### YOUR TASK
Exclude the pictures and reproduce the remaining data exactly as written.

### STORED ROWS
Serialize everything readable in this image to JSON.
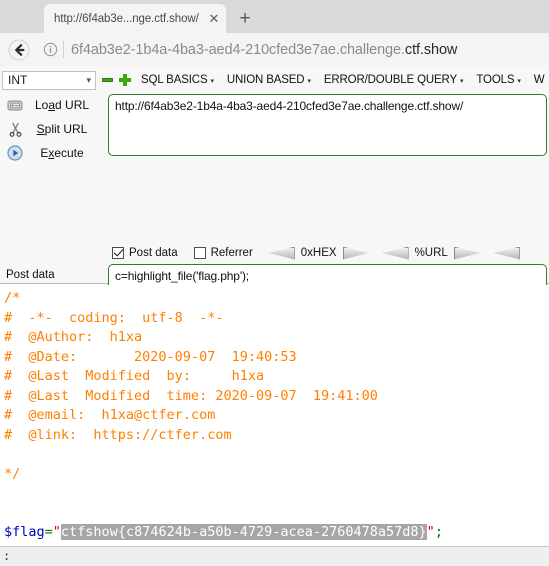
{
  "browser": {
    "tab": {
      "title": "http://6f4ab3e...nge.ctf.show/",
      "close_label": "✕"
    },
    "new_tab_label": "+",
    "back_button_name": "back",
    "url_prefix": "6f4ab3e2-1b4a-4ba3-aed4-210cfed3e7ae.challenge.",
    "url_suffix": "ctf.show"
  },
  "hackbar": {
    "type_select": {
      "value": "INT",
      "caret": "⌄"
    },
    "menus": [
      {
        "label": "SQL BASICS",
        "caret": "▾"
      },
      {
        "label": "UNION BASED",
        "caret": "▾"
      },
      {
        "label": "ERROR/DOUBLE QUERY",
        "caret": "▾"
      },
      {
        "label": "TOOLS",
        "caret": "▾"
      },
      {
        "label": "W",
        "caret": ""
      }
    ],
    "actions": [
      {
        "icon": "load-url-icon",
        "pre": "Lo",
        "key": "a",
        "post": "d URL"
      },
      {
        "icon": "split-url-icon",
        "pre": "",
        "key": "S",
        "post": "plit URL"
      },
      {
        "icon": "execute-icon",
        "pre": "E",
        "key": "x",
        "post": "ecute"
      }
    ],
    "url_value": "http://6f4ab3e2-1b4a-4ba3-aed4-210cfed3e7ae.challenge.ctf.show/",
    "options": {
      "post_data_label": "Post data",
      "post_data_checked": true,
      "referrer_label": "Referrer",
      "referrer_checked": false,
      "converters": [
        "0xHEX",
        "%URL"
      ]
    },
    "post_data_label": "Post data",
    "post_data_value": "c=highlight_file('flag.php');"
  },
  "page": {
    "lines": [
      {
        "text": "/*",
        "cls": "c-comment"
      },
      {
        "text": "#  -*-  coding:  utf-8  -*-",
        "cls": "c-comment"
      },
      {
        "text": "#  @Author:  h1xa",
        "cls": "c-comment"
      },
      {
        "text": "#  @Date:       2020-09-07  19:40:53",
        "cls": "c-comment"
      },
      {
        "text": "#  @Last  Modified  by:     h1xa",
        "cls": "c-comment"
      },
      {
        "text": "#  @Last  Modified  time: 2020-09-07  19:41:00",
        "cls": "c-comment"
      },
      {
        "text": "#  @email:  h1xa@ctfer.com",
        "cls": "c-comment"
      },
      {
        "text": "#  @link:  https://ctfer.com",
        "cls": "c-comment"
      },
      {
        "text": "",
        "cls": "c-comment"
      },
      {
        "text": "*/",
        "cls": "c-comment"
      },
      {
        "text": "",
        "cls": "c-comment"
      },
      {
        "text": "",
        "cls": "c-comment"
      }
    ],
    "flag_line": {
      "var": "$flag",
      "eq": "=",
      "quote_open": "\"",
      "flag": "ctfshow{c874624b-a50b-4729-acea-2760478a57d8}",
      "quote_close": "\"",
      "semicolon": ";"
    },
    "bottom_text": ":"
  }
}
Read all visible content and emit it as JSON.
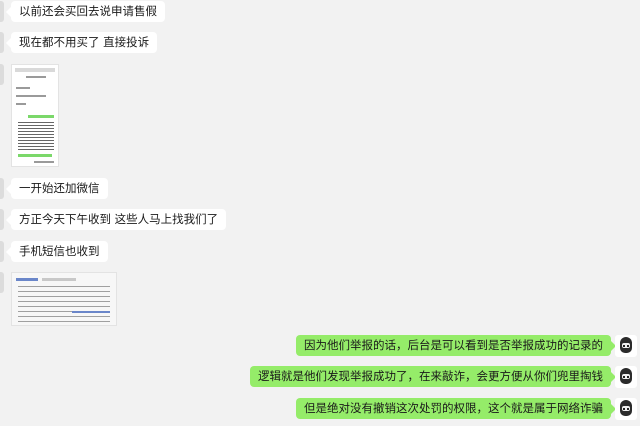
{
  "messages": {
    "m1": "以前还会买回去说申请售假",
    "m2": "现在都不用买了 直接投诉",
    "m3": "一开始还加微信",
    "m4": "方正今天下午收到 这些人马上找我们了",
    "m5": "手机短信也收到",
    "m6": "因为他们举报的话，后台是可以看到是否举报成功的记录的",
    "m7": "逻辑就是他们发现举报成功了，在来敲诈，会更方便从你们兜里掏钱",
    "m8": "但是绝对没有撤销这次处罚的权限，这个就是属于网络诈骗"
  },
  "colors": {
    "background": "#f2f2f2",
    "incoming_bubble": "#ffffff",
    "outgoing_bubble": "#95ec69"
  },
  "icons": {
    "self_avatar": "cartoon-face-avatar"
  }
}
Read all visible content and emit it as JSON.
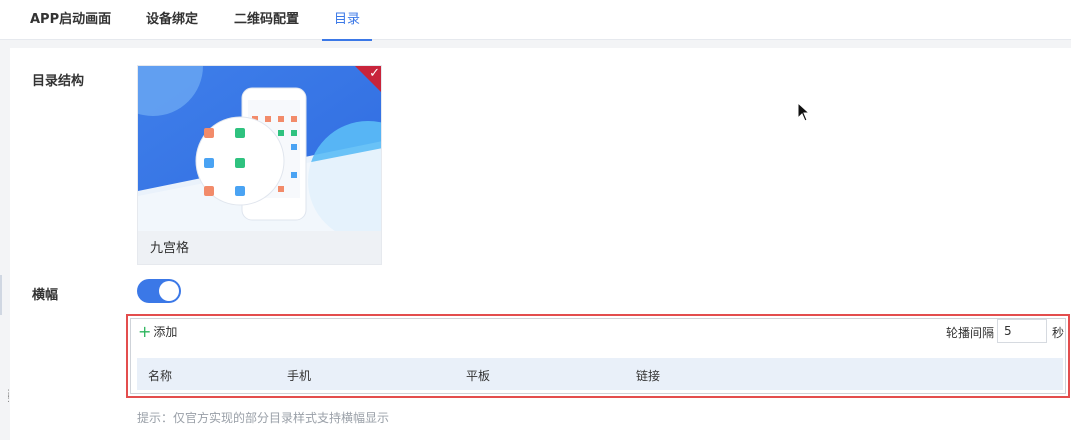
{
  "tabs": [
    {
      "label": "APP启动画面"
    },
    {
      "label": "设备绑定"
    },
    {
      "label": "二维码配置"
    },
    {
      "label": "目录",
      "active": true
    }
  ],
  "directory": {
    "label": "目录结构",
    "selected_card": {
      "caption": "九宫格",
      "selected": true
    }
  },
  "banner": {
    "label": "横幅",
    "enabled": true,
    "add_label": "添加",
    "interval_label": "轮播间隔",
    "interval_value": "5",
    "interval_unit": "秒",
    "columns": [
      "名称",
      "手机",
      "平板",
      "链接"
    ],
    "hint": "提示：仅官方实现的部分目录样式支持横幅显示"
  },
  "colors": {
    "accent": "#3b78e7",
    "highlight_border": "#e34d4d",
    "check_corner": "#c8243b",
    "add_icon": "#2db55d"
  }
}
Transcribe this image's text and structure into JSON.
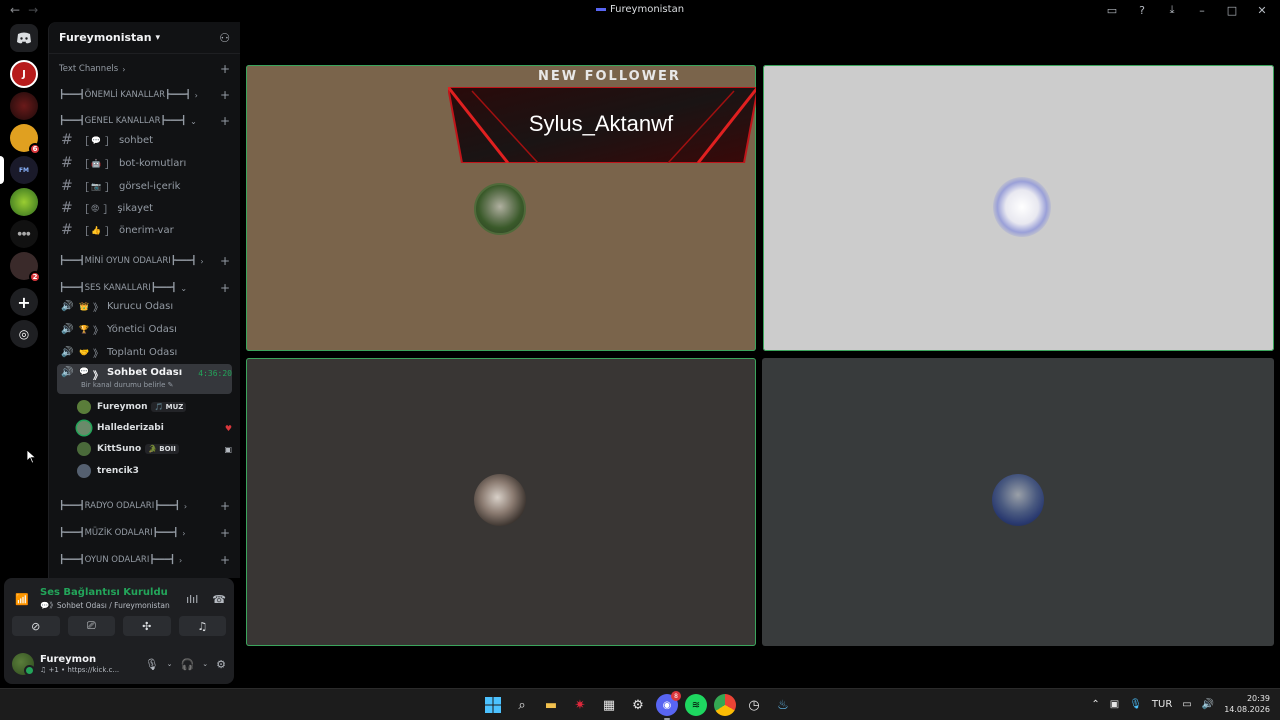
{
  "window": {
    "title": "Fureymonistan"
  },
  "server": {
    "name": "Fureymonistan"
  },
  "rail": {
    "badges": {
      "s3": "6",
      "s8": "2"
    }
  },
  "sidebar": {
    "text_channels_label": "Text Channels",
    "categories": {
      "onemli": "┣━━━┫ÖNEMLİ KANALLAR┣━━━┫",
      "genel": "┣━━━┫GENEL KANALLAR┣━━━┫",
      "mini": "┣━━━┫MİNİ OYUN ODALARI┣━━━┫",
      "ses": "┣━━━┫SES KANALLARI┣━━━┫",
      "radyo": "┣━━━┫RADYO ODALARI┣━━━┫",
      "muzik": "┣━━━┫MÜZİK ODALARI┣━━━┫",
      "oyun": "┣━━━┫OYUN ODALARI┣━━━┫"
    },
    "text_channels": [
      {
        "emoji": "💬",
        "name": "sohbet"
      },
      {
        "emoji": "🤖",
        "name": "bot-komutları"
      },
      {
        "emoji": "📷",
        "name": "görsel-içerik"
      },
      {
        "emoji": "😡",
        "name": "şikayet"
      },
      {
        "emoji": "👍",
        "name": "önerim-var"
      }
    ],
    "voice_channels": [
      {
        "emoji": "👑",
        "name": "Kurucu Odası"
      },
      {
        "emoji": "🏆",
        "name": "Yönetici Odası"
      },
      {
        "emoji": "🤝",
        "name": "Toplantı Odası"
      }
    ],
    "active_voice": {
      "emoji": "💬",
      "name": "Sohbet Odası",
      "timer": "4:36:20",
      "status": "Bir kanal durumu belirle"
    },
    "voice_users": [
      {
        "name": "Fureymon",
        "tag": "🎵 MUZ",
        "color": "#5a7d3a"
      },
      {
        "name": "Hallederizabi",
        "tag": "",
        "color": "#6a8a6a"
      },
      {
        "name": "KittSuno",
        "tag": "🐊 BOII",
        "color": "#4a6a3a"
      },
      {
        "name": "trencik3",
        "tag": "",
        "color": "#556070"
      }
    ]
  },
  "voice_panel": {
    "title": "Ses Bağlantısı Kuruldu",
    "subtitle": "💬》Sohbet Odası / Fureymonistan"
  },
  "user": {
    "name": "Fureymon",
    "status": "♫ +1 • https://kick.c..."
  },
  "stage": {
    "overlay_title": "NEW FOLLOWER",
    "follower_name": "Sylus_Aktanwf"
  },
  "taskbar": {
    "discord_badge": "8",
    "lang": "TUR",
    "time": "20:39",
    "date": "14.08.2026"
  },
  "colors": {
    "accent_green": "#23a55a",
    "tile1_bg": "#7a644b",
    "tile2_bg": "#cccccc",
    "tile3_bg": "#393634",
    "tile4_bg": "#383b3c"
  }
}
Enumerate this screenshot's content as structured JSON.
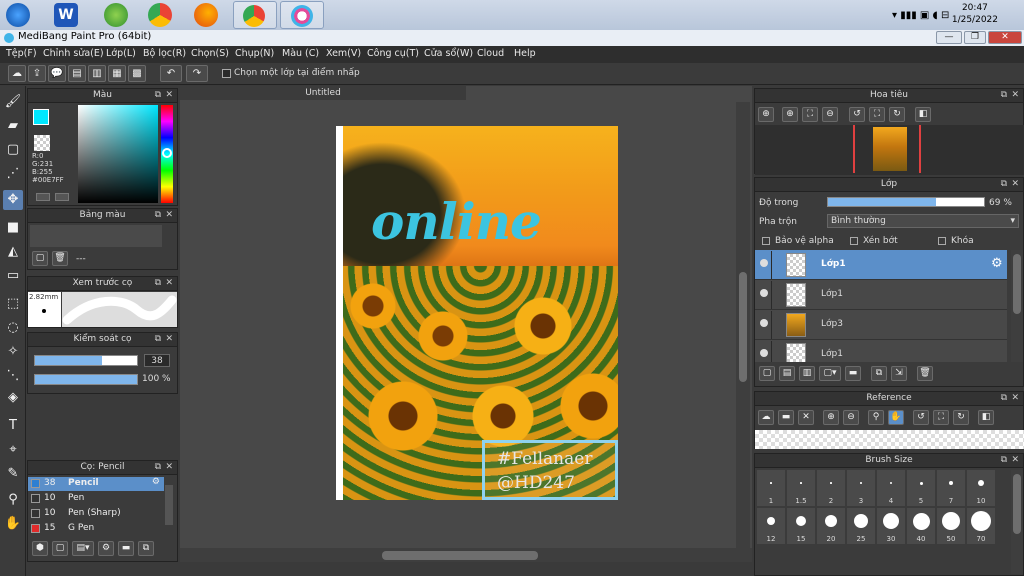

### COMPLETE OUTPUT
Serialize everything readable in this image to JSON.
{
  "browser": {
    "tab": {
      "title": "http://6f4ab3e...nge.ctf.show/",
      "close_label": "✕"
    },
    "new_tab_label": "+",
    "back_button_name": "back",
    "url_prefix": "6f4ab3e2-1b4a-4ba3-aed4-210cfed3e7ae.challenge.",
    "url_suffix": "ctf.show"
  },
  "hackbar": {
    "type_select": {
      "value": "INT",
      "caret": "⌄"
    },
    "menus": [
      {
        "label": "SQL BASICS",
        "caret": "▾"
      },
      {
        "label": "UNION BASED",
        "caret": "▾"
      },
      {
        "label": "ERROR/DOUBLE QUERY",
        "caret": "▾"
      },
      {
        "label": "TOOLS",
        "caret": "▾"
      },
      {
        "label": "W",
        "caret": ""
      }
    ],
    "actions": [
      {
        "icon": "load-url-icon",
        "pre": "Lo",
        "key": "a",
        "post": "d URL"
      },
      {
        "icon": "split-url-icon",
        "pre": "",
        "key": "S",
        "post": "plit URL"
      },
      {
        "icon": "execute-icon",
        "pre": "E",
        "key": "x",
        "post": "ecute"
      }
    ],
    "url_value": "http://6f4ab3e2-1b4a-4ba3-aed4-210cfed3e7ae.challenge.ctf.show/",
    "options": {
      "post_data_label": "Post data",
      "post_data_checked": true,
      "referrer_label": "Referrer",
      "referrer_checked": false,
      "converters": [
        "0xHEX",
        "%URL"
      ]
    },
    "post_data_label": "Post data",
    "post_data_value": "c=highlight_file('flag.php');"
  },
  "page": {
    "lines": [
      {
        "text": "/*",
        "cls": "c-comment"
      },
      {
        "text": "#  -*-  coding:  utf-8  -*-",
        "cls": "c-comment"
      },
      {
        "text": "#  @Author:  h1xa",
        "cls": "c-comment"
      },
      {
        "text": "#  @Date:       2020-09-07  19:40:53",
        "cls": "c-comment"
      },
      {
        "text": "#  @Last  Modified  by:     h1xa",
        "cls": "c-comment"
      },
      {
        "text": "#  @Last  Modified  time: 2020-09-07  19:41:00",
        "cls": "c-comment"
      },
      {
        "text": "#  @email:  h1xa@ctfer.com",
        "cls": "c-comment"
      },
      {
        "text": "#  @link:  https://ctfer.com",
        "cls": "c-comment"
      },
      {
        "text": "",
        "cls": "c-comment"
      },
      {
        "text": "*/",
        "cls": "c-comment"
      },
      {
        "text": "",
        "cls": "c-comment"
      },
      {
        "text": "",
        "cls": "c-comment"
      }
    ],
    "flag_line": {
      "var": "$flag",
      "eq": "=",
      "quote_open": "\"",
      "flag": "ctfshow{c874624b-a50b-4729-acea-2760478a57d8}",
      "quote_close": "\"",
      "semicolon": ";"
    },
    "bottom_text": ":"
  }
}
Read all visible content and emit it as JSON.
{
  "messages": {
    "m1": "以前还会买回去说申请售假",
    "m2": "现在都不用买了 直接投诉",
    "m3": "一开始还加微信",
    "m4": "方正今天下午收到 这些人马上找我们了",
    "m5": "手机短信也收到",
    "m6": "因为他们举报的话，后台是可以看到是否举报成功的记录的",
    "m7": "逻辑就是他们发现举报成功了，在来敲诈，会更方便从你们兜里掏钱",
    "m8": "但是绝对没有撤销这次处罚的权限，这个就是属于网络诈骗"
  },
  "colors": {
    "background": "#f2f2f2",
    "incoming_bubble": "#ffffff",
    "outgoing_bubble": "#95ec69"
  },
  "icons": {
    "self_avatar": "cartoon-face-avatar"
  }
}
Read all visible content and emit it as JSON.
{
  "tabs": [
    {
      "label": "APP启动画面"
    },
    {
      "label": "设备绑定"
    },
    {
      "label": "二维码配置"
    },
    {
      "label": "目录",
      "active": true
    }
  ],
  "directory": {
    "label": "目录结构",
    "selected_card": {
      "caption": "九宫格",
      "selected": true
    }
  },
  "banner": {
    "label": "横幅",
    "enabled": true,
    "add_label": "添加",
    "interval_label": "轮播间隔",
    "interval_value": "5",
    "interval_unit": "秒",
    "columns": [
      "名称",
      "手机",
      "平板",
      "链接"
    ],
    "hint": "提示：仅官方实现的部分目录样式支持横幅显示"
  },
  "colors": {
    "accent": "#3b78e7",
    "highlight_border": "#e34d4d",
    "check_corner": "#c8243b",
    "add_icon": "#2db55d"
  }
}
Transcribe this image's text and structure into JSON.
{
  "window": {
    "title": "Fureymonistan"
  },
  "server": {
    "name": "Fureymonistan"
  },
  "rail": {
    "badges": {
      "s3": "6",
      "s8": "2"
    }
  },
  "sidebar": {
    "text_channels_label": "Text Channels",
    "categories": {
      "onemli": "┣━━━┫ÖNEMLİ KANALLAR┣━━━┫",
      "genel": "┣━━━┫GENEL KANALLAR┣━━━┫",
      "mini": "┣━━━┫MİNİ OYUN ODALARI┣━━━┫",
      "ses": "┣━━━┫SES KANALLARI┣━━━┫",
      "radyo": "┣━━━┫RADYO ODALARI┣━━━┫",
      "muzik": "┣━━━┫MÜZİK ODALARI┣━━━┫",
      "oyun": "┣━━━┫OYUN ODALARI┣━━━┫"
    },
    "text_channels": [
      {
        "emoji": "💬",
        "name": "sohbet"
      },
      {
        "emoji": "🤖",
        "name": "bot-komutları"
      },
      {
        "emoji": "📷",
        "name": "görsel-içerik"
      },
      {
        "emoji": "😡",
        "name": "şikayet"
      },
      {
        "emoji": "👍",
        "name": "önerim-var"
      }
    ],
    "voice_channels": [
      {
        "emoji": "👑",
        "name": "Kurucu Odası"
      },
      {
        "emoji": "🏆",
        "name": "Yönetici Odası"
      },
      {
        "emoji": "🤝",
        "name": "Toplantı Odası"
      }
    ],
    "active_voice": {
      "emoji": "💬",
      "name": "Sohbet Odası",
      "timer": "4:36:20",
      "status": "Bir kanal durumu belirle"
    },
    "voice_users": [
      {
        "name": "Fureymon",
        "tag": "🎵 MUZ",
        "color": "#5a7d3a"
      },
      {
        "name": "Hallederizabi",
        "tag": "",
        "color": "#6a8a6a"
      },
      {
        "name": "KittSuno",
        "tag": "🐊 BOII",
        "color": "#4a6a3a"
      },
      {
        "name": "trencik3",
        "tag": "",
        "color": "#556070"
      }
    ]
  },
  "voice_panel": {
    "title": "Ses Bağlantısı Kuruldu",
    "subtitle": "💬》Sohbet Odası / Fureymonistan"
  },
  "user": {
    "name": "Fureymon",
    "status": "♫ +1 • https://kick.c..."
  },
  "stage": {
    "overlay_title": "NEW FOLLOWER",
    "follower_name": "Sylus_Aktanwf"
  },
  "taskbar": {
    "discord_badge": "8",
    "lang": "TUR",
    "time": "20:39",
    "date": "14.08.2026"
  },
  "colors": {
    "accent_green": "#23a55a",
    "tile1_bg": "#7a644b",
    "tile2_bg": "#cccccc",
    "tile3_bg": "#393634",
    "tile4_bg": "#383b3c"
  }
}
Enumerate this screenshot's content as structured JSON.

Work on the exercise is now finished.